Entries taken from a collection
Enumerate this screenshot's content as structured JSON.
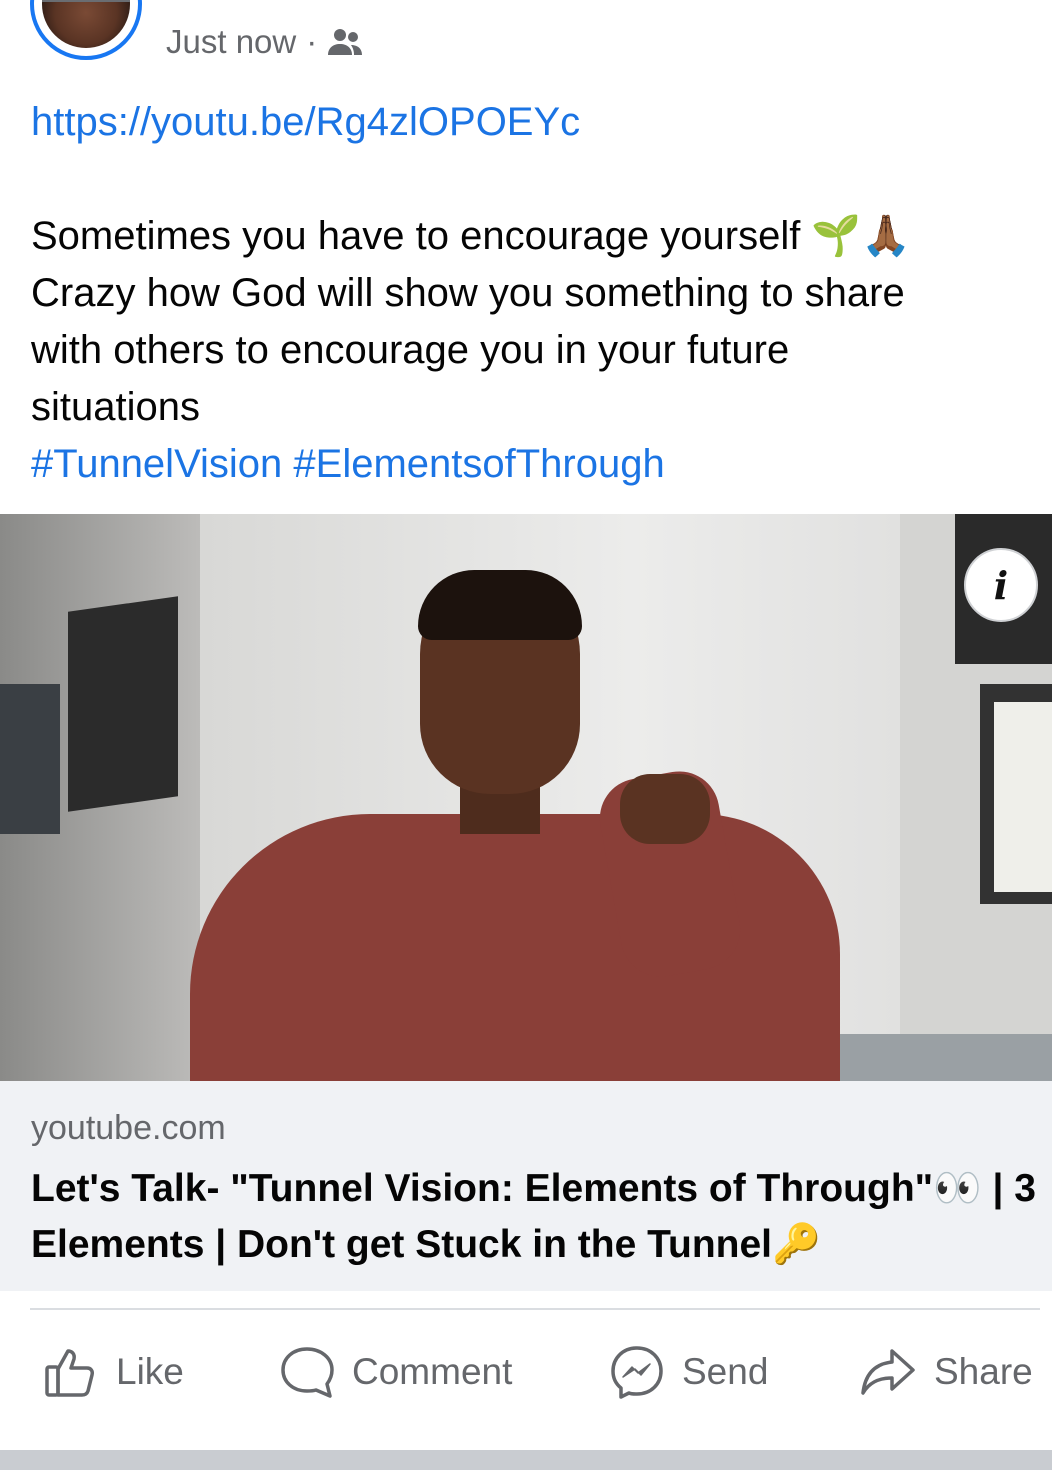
{
  "post": {
    "author": "",
    "timestamp": "Just now",
    "separator": "·",
    "audience_icon": "friends-icon",
    "link": "https://youtu.be/Rg4zlOPOEYc",
    "text_lines": [
      "Sometimes you have to encourage yourself 🌱🙏🏾",
      "Crazy how God will show you something to share",
      "with others to encourage you in your future",
      "situations"
    ],
    "hashtags": "#TunnelVision #ElementsofThrough"
  },
  "link_preview": {
    "domain": "youtube.com",
    "title_lines": [
      "Let's Talk- \"Tunnel Vision: Elements of Through\"👀 | 3",
      "Elements | Don't get Stuck in the Tunnel🔑"
    ],
    "info_label": "i"
  },
  "actions": {
    "like": "Like",
    "comment": "Comment",
    "send": "Send",
    "share": "Share"
  },
  "colors": {
    "accent": "#1b74e4",
    "muted_text": "#65676b",
    "card_bg": "#f0f2f5"
  }
}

**THE TASK:**
Copy every line in the entries above that has the string "share" in it.

**TASK RESPONSE:**
      "Crazy how God will show you something to share",
    "share": "Share"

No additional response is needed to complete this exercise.